··· DATA FOR THIS EXERCISE ···

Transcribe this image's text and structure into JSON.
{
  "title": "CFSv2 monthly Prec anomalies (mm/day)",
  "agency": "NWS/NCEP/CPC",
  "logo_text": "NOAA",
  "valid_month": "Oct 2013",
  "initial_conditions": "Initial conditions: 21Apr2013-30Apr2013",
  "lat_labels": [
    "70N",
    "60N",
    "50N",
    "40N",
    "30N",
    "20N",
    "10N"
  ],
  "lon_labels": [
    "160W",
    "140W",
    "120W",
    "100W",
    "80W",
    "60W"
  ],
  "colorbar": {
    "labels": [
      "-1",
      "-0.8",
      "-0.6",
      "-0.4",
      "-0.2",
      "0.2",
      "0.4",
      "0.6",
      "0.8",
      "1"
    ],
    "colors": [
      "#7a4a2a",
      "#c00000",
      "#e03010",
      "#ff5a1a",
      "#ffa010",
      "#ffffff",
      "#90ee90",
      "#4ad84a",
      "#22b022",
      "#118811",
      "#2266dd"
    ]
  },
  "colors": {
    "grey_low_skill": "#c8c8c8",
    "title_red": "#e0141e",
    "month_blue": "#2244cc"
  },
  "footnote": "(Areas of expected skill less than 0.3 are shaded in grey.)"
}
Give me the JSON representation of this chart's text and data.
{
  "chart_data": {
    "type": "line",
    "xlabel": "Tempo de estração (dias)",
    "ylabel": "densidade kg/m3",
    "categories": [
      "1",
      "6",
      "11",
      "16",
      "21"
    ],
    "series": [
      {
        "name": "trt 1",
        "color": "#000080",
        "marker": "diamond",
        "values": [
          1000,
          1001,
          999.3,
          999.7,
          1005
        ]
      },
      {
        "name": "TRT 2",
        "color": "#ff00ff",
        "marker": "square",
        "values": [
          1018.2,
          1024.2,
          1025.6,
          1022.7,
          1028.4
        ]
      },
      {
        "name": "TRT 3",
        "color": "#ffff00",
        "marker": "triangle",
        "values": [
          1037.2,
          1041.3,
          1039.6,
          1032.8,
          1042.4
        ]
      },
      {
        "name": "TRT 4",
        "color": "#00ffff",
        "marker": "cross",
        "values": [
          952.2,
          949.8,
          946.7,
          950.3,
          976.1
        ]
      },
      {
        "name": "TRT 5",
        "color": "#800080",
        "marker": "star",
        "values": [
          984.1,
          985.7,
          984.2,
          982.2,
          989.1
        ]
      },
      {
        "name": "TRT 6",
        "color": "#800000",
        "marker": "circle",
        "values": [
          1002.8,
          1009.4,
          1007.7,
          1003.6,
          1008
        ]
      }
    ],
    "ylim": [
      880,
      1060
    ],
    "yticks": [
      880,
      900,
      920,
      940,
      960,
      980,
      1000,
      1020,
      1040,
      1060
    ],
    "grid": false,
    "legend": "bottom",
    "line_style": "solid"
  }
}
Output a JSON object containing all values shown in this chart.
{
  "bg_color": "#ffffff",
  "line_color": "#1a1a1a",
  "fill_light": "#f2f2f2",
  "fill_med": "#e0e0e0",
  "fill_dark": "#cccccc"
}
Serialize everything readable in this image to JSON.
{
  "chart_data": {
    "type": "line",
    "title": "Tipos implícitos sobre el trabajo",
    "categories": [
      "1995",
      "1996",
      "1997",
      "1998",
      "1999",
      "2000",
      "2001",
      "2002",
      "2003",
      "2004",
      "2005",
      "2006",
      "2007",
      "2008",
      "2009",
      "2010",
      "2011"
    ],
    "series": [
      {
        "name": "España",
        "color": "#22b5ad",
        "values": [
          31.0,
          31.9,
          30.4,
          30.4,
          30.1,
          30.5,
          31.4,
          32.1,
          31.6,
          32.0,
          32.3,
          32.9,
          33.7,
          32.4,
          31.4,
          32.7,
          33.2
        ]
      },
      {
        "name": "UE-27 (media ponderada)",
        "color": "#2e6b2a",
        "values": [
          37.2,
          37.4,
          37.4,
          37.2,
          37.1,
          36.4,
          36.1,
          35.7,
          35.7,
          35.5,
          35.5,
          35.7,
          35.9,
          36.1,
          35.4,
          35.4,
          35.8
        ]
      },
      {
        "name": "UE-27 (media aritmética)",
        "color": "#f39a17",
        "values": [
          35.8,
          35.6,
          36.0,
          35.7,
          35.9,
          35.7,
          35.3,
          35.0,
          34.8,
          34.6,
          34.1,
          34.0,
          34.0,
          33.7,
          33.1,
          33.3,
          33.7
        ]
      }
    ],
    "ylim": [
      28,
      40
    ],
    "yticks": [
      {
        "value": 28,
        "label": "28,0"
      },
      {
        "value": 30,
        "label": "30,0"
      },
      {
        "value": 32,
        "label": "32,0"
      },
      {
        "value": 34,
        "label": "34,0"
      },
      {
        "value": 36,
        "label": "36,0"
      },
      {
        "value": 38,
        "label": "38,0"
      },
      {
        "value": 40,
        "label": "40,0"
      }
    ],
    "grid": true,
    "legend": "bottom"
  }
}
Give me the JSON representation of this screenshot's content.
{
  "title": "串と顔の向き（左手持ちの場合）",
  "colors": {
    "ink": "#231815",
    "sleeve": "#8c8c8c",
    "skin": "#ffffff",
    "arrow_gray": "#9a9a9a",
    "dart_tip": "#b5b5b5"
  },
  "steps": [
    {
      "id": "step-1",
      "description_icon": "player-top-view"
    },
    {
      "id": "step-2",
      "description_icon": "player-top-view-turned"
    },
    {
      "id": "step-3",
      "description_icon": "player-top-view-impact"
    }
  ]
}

···

> [TASK OBJECTIVE]
Output every line above without altering anything.

> [RESULT BELOW]
Transcribe this image's text and structure into JSON.
{
  "title": "CFSv2 monthly Prec anomalies (mm/day)",
  "agency": "NWS/NCEP/CPC",
  "logo_text": "NOAA",
  "valid_month": "Oct 2013",
  "initial_conditions": "Initial conditions: 21Apr2013-30Apr2013",
  "lat_labels": [
    "70N",
    "60N",
    "50N",
    "40N",
    "30N",
    "20N",
    "10N"
  ],
  "lon_labels": [
    "160W",
    "140W",
    "120W",
    "100W",
    "80W",
    "60W"
  ],
  "colorbar": {
    "labels": [
      "-1",
      "-0.8",
      "-0.6",
      "-0.4",
      "-0.2",
      "0.2",
      "0.4",
      "0.6",
      "0.8",
      "1"
    ],
    "colors": [
      "#7a4a2a",
      "#c00000",
      "#e03010",
      "#ff5a1a",
      "#ffa010",
      "#ffffff",
      "#90ee90",
      "#4ad84a",
      "#22b022",
      "#118811",
      "#2266dd"
    ]
  },
  "colors": {
    "grey_low_skill": "#c8c8c8",
    "title_red": "#e0141e",
    "month_blue": "#2244cc"
  },
  "footnote": "(Areas of expected skill less than 0.3 are shaded in grey.)"
}
Give me the JSON representation of this chart's text and data.
{
  "chart_data": {
    "type": "line",
    "xlabel": "Tempo de estração (dias)",
    "ylabel": "densidade kg/m3",
    "categories": [
      "1",
      "6",
      "11",
      "16",
      "21"
    ],
    "series": [
      {
        "name": "trt 1",
        "color": "#000080",
        "marker": "diamond",
        "values": [
          1000,
          1001,
          999.3,
          999.7,
          1005
        ]
      },
      {
        "name": "TRT 2",
        "color": "#ff00ff",
        "marker": "square",
        "values": [
          1018.2,
          1024.2,
          1025.6,
          1022.7,
          1028.4
        ]
      },
      {
        "name": "TRT 3",
        "color": "#ffff00",
        "marker": "triangle",
        "values": [
          1037.2,
          1041.3,
          1039.6,
          1032.8,
          1042.4
        ]
      },
      {
        "name": "TRT 4",
        "color": "#00ffff",
        "marker": "cross",
        "values": [
          952.2,
          949.8,
          946.7,
          950.3,
          976.1
        ]
      },
      {
        "name": "TRT 5",
        "color": "#800080",
        "marker": "star",
        "values": [
          984.1,
          985.7,
          984.2,
          982.2,
          989.1
        ]
      },
      {
        "name": "TRT 6",
        "color": "#800000",
        "marker": "circle",
        "values": [
          1002.8,
          1009.4,
          1007.7,
          1003.6,
          1008
        ]
      }
    ],
    "ylim": [
      880,
      1060
    ],
    "yticks": [
      880,
      900,
      920,
      940,
      960,
      980,
      1000,
      1020,
      1040,
      1060
    ],
    "grid": false,
    "legend": "bottom",
    "line_style": "solid"
  }
}
Output a JSON object containing all values shown in this chart.
{
  "bg_color": "#ffffff",
  "line_color": "#1a1a1a",
  "fill_light": "#f2f2f2",
  "fill_med": "#e0e0e0",
  "fill_dark": "#cccccc"
}
Serialize everything readable in this image to JSON.
{
  "chart_data": {
    "type": "line",
    "title": "Tipos implícitos sobre el trabajo",
    "categories": [
      "1995",
      "1996",
      "1997",
      "1998",
      "1999",
      "2000",
      "2001",
      "2002",
      "2003",
      "2004",
      "2005",
      "2006",
      "2007",
      "2008",
      "2009",
      "2010",
      "2011"
    ],
    "series": [
      {
        "name": "España",
        "color": "#22b5ad",
        "values": [
          31.0,
          31.9,
          30.4,
          30.4,
          30.1,
          30.5,
          31.4,
          32.1,
          31.6,
          32.0,
          32.3,
          32.9,
          33.7,
          32.4,
          31.4,
          32.7,
          33.2
        ]
      },
      {
        "name": "UE-27 (media ponderada)",
        "color": "#2e6b2a",
        "values": [
          37.2,
          37.4,
          37.4,
          37.2,
          37.1,
          36.4,
          36.1,
          35.7,
          35.7,
          35.5,
          35.5,
          35.7,
          35.9,
          36.1,
          35.4,
          35.4,
          35.8
        ]
      },
      {
        "name": "UE-27 (media aritmética)",
        "color": "#f39a17",
        "values": [
          35.8,
          35.6,
          36.0,
          35.7,
          35.9,
          35.7,
          35.3,
          35.0,
          34.8,
          34.6,
          34.1,
          34.0,
          34.0,
          33.7,
          33.1,
          33.3,
          33.7
        ]
      }
    ],
    "ylim": [
      28,
      40
    ],
    "yticks": [
      {
        "value": 28,
        "label": "28,0"
      },
      {
        "value": 30,
        "label": "30,0"
      },
      {
        "value": 32,
        "label": "32,0"
      },
      {
        "value": 34,
        "label": "34,0"
      },
      {
        "value": 36,
        "label": "36,0"
      },
      {
        "value": 38,
        "label": "38,0"
      },
      {
        "value": 40,
        "label": "40,0"
      }
    ],
    "grid": true,
    "legend": "bottom"
  }
}
Give me the JSON representation of this screenshot's content.
{
  "title": "串と顔の向き（左手持ちの場合）",
  "colors": {
    "ink": "#231815",
    "sleeve": "#8c8c8c",
    "skin": "#ffffff",
    "arrow_gray": "#9a9a9a",
    "dart_tip": "#b5b5b5"
  },
  "steps": [
    {
      "id": "step-1",
      "description_icon": "player-top-view"
    },
    {
      "id": "step-2",
      "description_icon": "player-top-view-turned"
    },
    {
      "id": "step-3",
      "description_icon": "player-top-view-impact"
    }
  ]
}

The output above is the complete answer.